● WHAT YOU NEED TO DO:
Without the pictures, set down the records below word for word.

[Rows from a dataset]
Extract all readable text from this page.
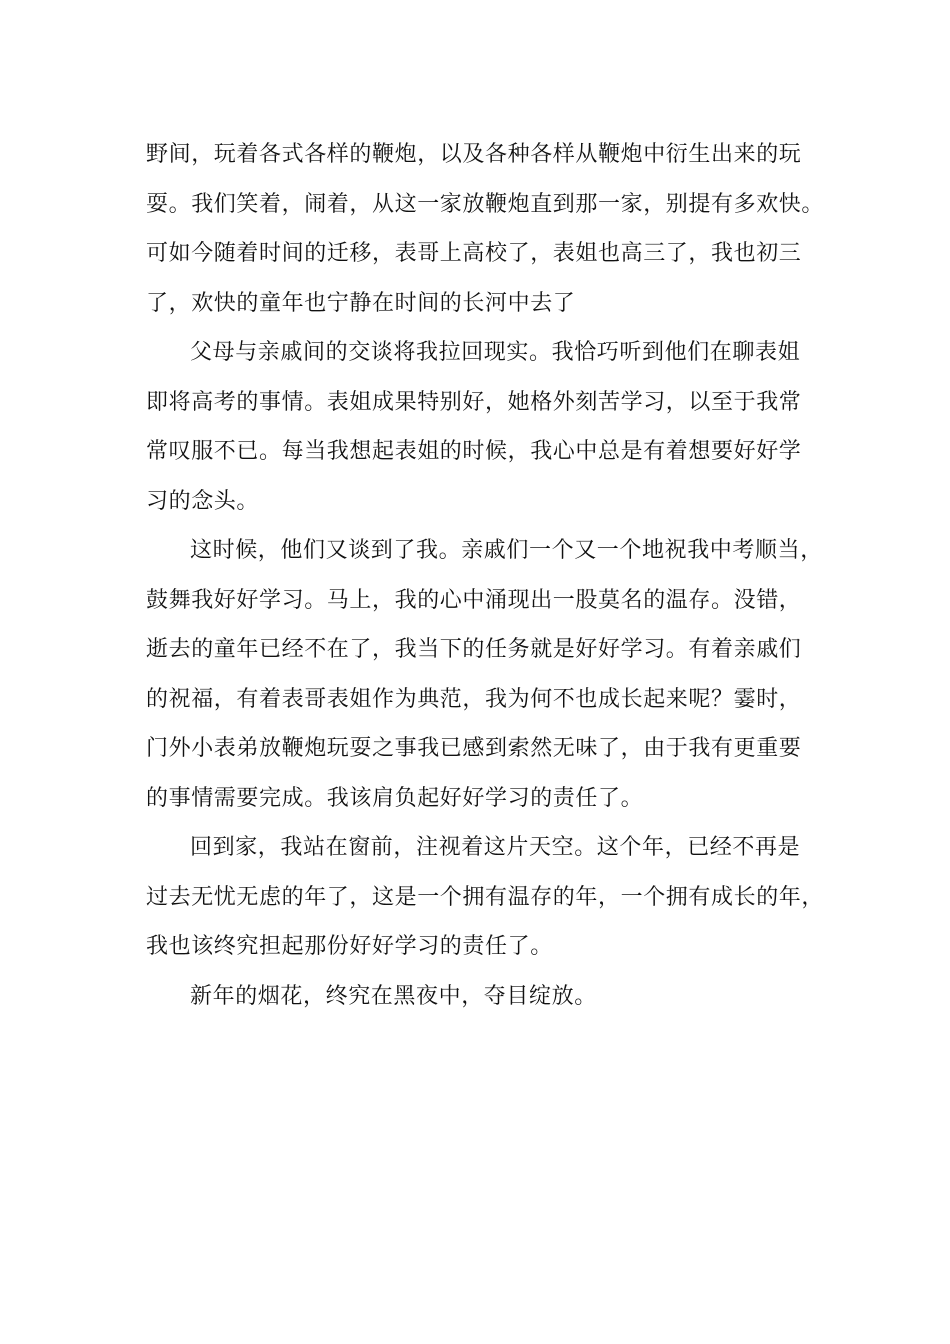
野间，玩着各式各样的鞭炮，以及各种各样从鞭炮中衍生出来的玩
耍。我们笑着，闹着，从这一家放鞭炮直到那一家，别提有多欢快。
可如今随着时间的迁移，表哥上高校了，表姐也高三了，我也初三
了，欢快的童年也宁静在时间的长河中去了
父母与亲戚间的交谈将我拉回现实。我恰巧听到他们在聊表姐
即将高考的事情。表姐成果特别好，她格外刻苦学习，以至于我常
常叹服不已。每当我想起表姐的时候，我心中总是有着想要好好学
习的念头。
这时候，他们又谈到了我。亲戚们一个又一个地祝我中考顺当，
鼓舞我好好学习。马上，我的心中涌现出一股莫名的温存。没错，
逝去的童年已经不在了，我当下的任务就是好好学习。有着亲戚们
的祝福，有着表哥表姐作为典范，我为何不也成长起来呢？霎时，
门外小表弟放鞭炮玩耍之事我已感到索然无味了，由于我有更重要
的事情需要完成。我该肩负起好好学习的责任了。
回到家，我站在窗前，注视着这片天空。这个年，已经不再是
过去无忧无虑的年了，这是一个拥有温存的年，一个拥有成长的年，
我也该终究担起那份好好学习的责任了。
新年的烟花，终究在黑夜中，夺目绽放。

● FINAL RESULT:
Extract all readable text from this page.
野间，玩着各式各样的鞭炮，以及各种各样从鞭炮中衍生出来的玩
耍。我们笑着，闹着，从这一家放鞭炮直到那一家，别提有多欢快。
可如今随着时间的迁移，表哥上高校了，表姐也高三了，我也初三
了，欢快的童年也宁静在时间的长河中去了
父母与亲戚间的交谈将我拉回现实。我恰巧听到他们在聊表姐
即将高考的事情。表姐成果特别好，她格外刻苦学习，以至于我常
常叹服不已。每当我想起表姐的时候，我心中总是有着想要好好学
习的念头。
这时候，他们又谈到了我。亲戚们一个又一个地祝我中考顺当，
鼓舞我好好学习。马上，我的心中涌现出一股莫名的温存。没错，
逝去的童年已经不在了，我当下的任务就是好好学习。有着亲戚们
的祝福，有着表哥表姐作为典范，我为何不也成长起来呢？霎时，
门外小表弟放鞭炮玩耍之事我已感到索然无味了，由于我有更重要
的事情需要完成。我该肩负起好好学习的责任了。
回到家，我站在窗前，注视着这片天空。这个年，已经不再是
过去无忧无虑的年了，这是一个拥有温存的年，一个拥有成长的年，
我也该终究担起那份好好学习的责任了。
新年的烟花，终究在黑夜中，夺目绽放。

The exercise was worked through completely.